* _Stated goal_
Copy out every one of these items, keeping each line word for word.

[A run of records]
▬▬▬

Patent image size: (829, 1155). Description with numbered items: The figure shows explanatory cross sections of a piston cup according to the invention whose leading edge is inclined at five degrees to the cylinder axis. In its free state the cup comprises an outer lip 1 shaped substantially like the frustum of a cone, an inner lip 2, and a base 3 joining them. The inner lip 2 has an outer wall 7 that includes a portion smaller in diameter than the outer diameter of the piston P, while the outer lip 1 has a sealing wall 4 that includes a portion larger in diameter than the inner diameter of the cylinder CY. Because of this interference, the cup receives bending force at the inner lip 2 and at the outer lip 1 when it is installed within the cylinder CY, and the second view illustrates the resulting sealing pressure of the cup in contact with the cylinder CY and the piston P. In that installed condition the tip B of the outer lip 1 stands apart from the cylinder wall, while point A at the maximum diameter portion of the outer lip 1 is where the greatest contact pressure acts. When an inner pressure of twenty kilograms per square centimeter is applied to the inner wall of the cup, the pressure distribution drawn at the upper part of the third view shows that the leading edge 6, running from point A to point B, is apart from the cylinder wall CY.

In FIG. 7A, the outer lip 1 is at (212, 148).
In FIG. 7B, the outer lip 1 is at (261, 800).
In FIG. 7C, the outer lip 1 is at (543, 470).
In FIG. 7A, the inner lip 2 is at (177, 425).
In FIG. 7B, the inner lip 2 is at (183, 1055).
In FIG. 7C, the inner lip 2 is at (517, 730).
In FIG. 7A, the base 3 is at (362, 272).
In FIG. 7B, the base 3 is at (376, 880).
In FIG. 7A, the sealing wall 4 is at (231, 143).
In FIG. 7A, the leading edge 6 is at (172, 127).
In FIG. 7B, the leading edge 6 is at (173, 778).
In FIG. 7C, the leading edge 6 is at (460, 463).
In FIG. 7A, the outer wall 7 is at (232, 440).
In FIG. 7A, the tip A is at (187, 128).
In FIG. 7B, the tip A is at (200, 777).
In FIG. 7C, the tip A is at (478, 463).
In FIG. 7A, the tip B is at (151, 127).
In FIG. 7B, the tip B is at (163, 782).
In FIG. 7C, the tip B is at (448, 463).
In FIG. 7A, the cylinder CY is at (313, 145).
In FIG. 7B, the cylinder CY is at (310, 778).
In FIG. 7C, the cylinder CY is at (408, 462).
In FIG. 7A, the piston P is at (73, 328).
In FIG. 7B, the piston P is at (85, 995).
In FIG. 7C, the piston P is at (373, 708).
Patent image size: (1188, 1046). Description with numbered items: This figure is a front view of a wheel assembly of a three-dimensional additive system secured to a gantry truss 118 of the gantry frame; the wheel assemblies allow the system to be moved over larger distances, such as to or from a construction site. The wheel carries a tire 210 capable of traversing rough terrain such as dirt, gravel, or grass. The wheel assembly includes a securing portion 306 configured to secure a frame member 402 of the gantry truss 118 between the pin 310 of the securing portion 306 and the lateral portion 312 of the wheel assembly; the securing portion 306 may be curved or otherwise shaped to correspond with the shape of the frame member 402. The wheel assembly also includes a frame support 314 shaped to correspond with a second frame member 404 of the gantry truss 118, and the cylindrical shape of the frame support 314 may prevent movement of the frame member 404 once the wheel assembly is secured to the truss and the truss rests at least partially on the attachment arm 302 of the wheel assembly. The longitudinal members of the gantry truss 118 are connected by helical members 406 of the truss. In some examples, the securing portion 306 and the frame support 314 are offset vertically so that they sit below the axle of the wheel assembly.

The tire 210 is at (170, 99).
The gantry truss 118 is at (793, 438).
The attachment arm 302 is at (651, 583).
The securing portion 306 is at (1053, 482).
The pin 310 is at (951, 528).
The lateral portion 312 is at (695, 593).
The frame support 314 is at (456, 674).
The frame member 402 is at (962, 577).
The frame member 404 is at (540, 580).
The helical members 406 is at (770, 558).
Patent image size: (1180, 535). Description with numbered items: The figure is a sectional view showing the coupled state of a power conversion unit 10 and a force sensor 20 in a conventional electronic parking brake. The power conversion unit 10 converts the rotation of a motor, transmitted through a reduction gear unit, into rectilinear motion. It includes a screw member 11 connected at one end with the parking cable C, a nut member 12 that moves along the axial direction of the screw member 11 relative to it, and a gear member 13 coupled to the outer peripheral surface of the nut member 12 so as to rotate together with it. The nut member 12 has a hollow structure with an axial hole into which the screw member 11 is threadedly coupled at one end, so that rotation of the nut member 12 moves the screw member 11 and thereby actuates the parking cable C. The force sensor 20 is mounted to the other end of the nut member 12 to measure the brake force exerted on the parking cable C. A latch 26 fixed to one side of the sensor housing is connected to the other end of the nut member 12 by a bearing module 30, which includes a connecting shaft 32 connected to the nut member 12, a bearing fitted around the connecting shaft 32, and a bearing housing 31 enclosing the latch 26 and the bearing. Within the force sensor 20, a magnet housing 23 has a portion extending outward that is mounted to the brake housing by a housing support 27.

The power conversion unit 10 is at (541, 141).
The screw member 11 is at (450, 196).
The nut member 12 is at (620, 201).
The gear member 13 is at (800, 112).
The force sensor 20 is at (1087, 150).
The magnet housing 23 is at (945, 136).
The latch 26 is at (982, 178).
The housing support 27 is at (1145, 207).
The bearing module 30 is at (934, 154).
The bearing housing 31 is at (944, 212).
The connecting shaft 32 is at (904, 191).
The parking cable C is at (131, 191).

▬▬▬

* _Solution_
Patent image size: (829, 1155). Description with numbered items: The figure shows explanatory cross sections of a piston cup according to the invention whose leading edge is inclined at five degrees to the cylinder axis. In its free state the cup comprises an outer lip 1 shaped substantially like the frustum of a cone, an inner lip 2, and a base 3 joining them. The inner lip 2 has an outer wall 7 that includes a portion smaller in diameter than the outer diameter of the piston P, while the outer lip 1 has a sealing wall 4 that includes a portion larger in diameter than the inner diameter of the cylinder CY. Because of this interference, the cup receives bending force at the inner lip 2 and at the outer lip 1 when it is installed within the cylinder CY, and the second view illustrates the resulting sealing pressure of the cup in contact with the cylinder CY and the piston P. In that installed condition the tip B of the outer lip 1 stands apart from the cylinder wall, while point A at the maximum diameter portion of the outer lip 1 is where the greatest contact pressure acts. When an inner pressure of twenty kilograms per square centimeter is applied to the inner wall of the cup, the pressure distribution drawn at the upper part of the third view shows that the leading edge 6, running from point A to point B, is apart from the cylinder wall CY.

In FIG. 7A, the outer lip 1 is at (212, 148).
In FIG. 7B, the outer lip 1 is at (261, 800).
In FIG. 7C, the outer lip 1 is at (543, 470).
In FIG. 7A, the inner lip 2 is at (177, 425).
In FIG. 7B, the inner lip 2 is at (183, 1055).
In FIG. 7C, the inner lip 2 is at (517, 730).
In FIG. 7A, the base 3 is at (362, 272).
In FIG. 7B, the base 3 is at (376, 880).
In FIG. 7A, the sealing wall 4 is at (231, 143).
In FIG. 7A, the leading edge 6 is at (172, 127).
In FIG. 7B, the leading edge 6 is at (173, 778).
In FIG. 7C, the leading edge 6 is at (460, 463).
In FIG. 7A, the outer wall 7 is at (232, 440).
In FIG. 7A, the tip A is at (187, 128).
In FIG. 7B, the tip A is at (200, 777).
In FIG. 7C, the tip A is at (478, 463).
In FIG. 7A, the tip B is at (151, 127).
In FIG. 7B, the tip B is at (163, 782).
In FIG. 7C, the tip B is at (448, 463).
In FIG. 7A, the cylinder CY is at (313, 145).
In FIG. 7B, the cylinder CY is at (310, 778).
In FIG. 7C, the cylinder CY is at (408, 462).
In FIG. 7A, the piston P is at (73, 328).
In FIG. 7B, the piston P is at (85, 995).
In FIG. 7C, the piston P is at (373, 708).
Patent image size: (1188, 1046). Description with numbered items: This figure is a front view of a wheel assembly of a three-dimensional additive system secured to a gantry truss 118 of the gantry frame; the wheel assemblies allow the system to be moved over larger distances, such as to or from a construction site. The wheel carries a tire 210 capable of traversing rough terrain such as dirt, gravel, or grass. The wheel assembly includes a securing portion 306 configured to secure a frame member 402 of the gantry truss 118 between the pin 310 of the securing portion 306 and the lateral portion 312 of the wheel assembly; the securing portion 306 may be curved or otherwise shaped to correspond with the shape of the frame member 402. The wheel assembly also includes a frame support 314 shaped to correspond with a second frame member 404 of the gantry truss 118, and the cylindrical shape of the frame support 314 may prevent movement of the frame member 404 once the wheel assembly is secured to the truss and the truss rests at least partially on the attachment arm 302 of the wheel assembly. The longitudinal members of the gantry truss 118 are connected by helical members 406 of the truss. In some examples, the securing portion 306 and the frame support 314 are offset vertically so that they sit below the axle of the wheel assembly.

The tire 210 is at (170, 99).
The gantry truss 118 is at (793, 438).
The attachment arm 302 is at (651, 583).
The securing portion 306 is at (1053, 482).
The pin 310 is at (951, 528).
The lateral portion 312 is at (695, 593).
The frame support 314 is at (456, 674).
The frame member 402 is at (962, 577).
The frame member 404 is at (540, 580).
The helical members 406 is at (770, 558).
Patent image size: (1180, 535). Description with numbered items: The figure is a sectional view showing the coupled state of a power conversion unit 10 and a force sensor 20 in a conventional electronic parking brake. The power conversion unit 10 converts the rotation of a motor, transmitted through a reduction gear unit, into rectilinear motion. It includes a screw member 11 connected at one end with the parking cable C, a nut member 12 that moves along the axial direction of the screw member 11 relative to it, and a gear member 13 coupled to the outer peripheral surface of the nut member 12 so as to rotate together with it. The nut member 12 has a hollow structure with an axial hole into which the screw member 11 is threadedly coupled at one end, so that rotation of the nut member 12 moves the screw member 11 and thereby actuates the parking cable C. The force sensor 20 is mounted to the other end of the nut member 12 to measure the brake force exerted on the parking cable C. A latch 26 fixed to one side of the sensor housing is connected to the other end of the nut member 12 by a bearing module 30, which includes a connecting shaft 32 connected to the nut member 12, a bearing fitted around the connecting shaft 32, and a bearing housing 31 enclosing the latch 26 and the bearing. Within the force sensor 20, a magnet housing 23 has a portion extending outward that is mounted to the brake housing by a housing support 27.

The power conversion unit 10 is at (541, 141).
The screw member 11 is at (450, 196).
The nut member 12 is at (620, 201).
The gear member 13 is at (800, 112).
The force sensor 20 is at (1087, 150).
The magnet housing 23 is at (945, 136).
The latch 26 is at (982, 178).
The housing support 27 is at (1145, 207).
The bearing module 30 is at (934, 154).
The bearing housing 31 is at (944, 212).
The connecting shaft 32 is at (904, 191).
The parking cable C is at (131, 191).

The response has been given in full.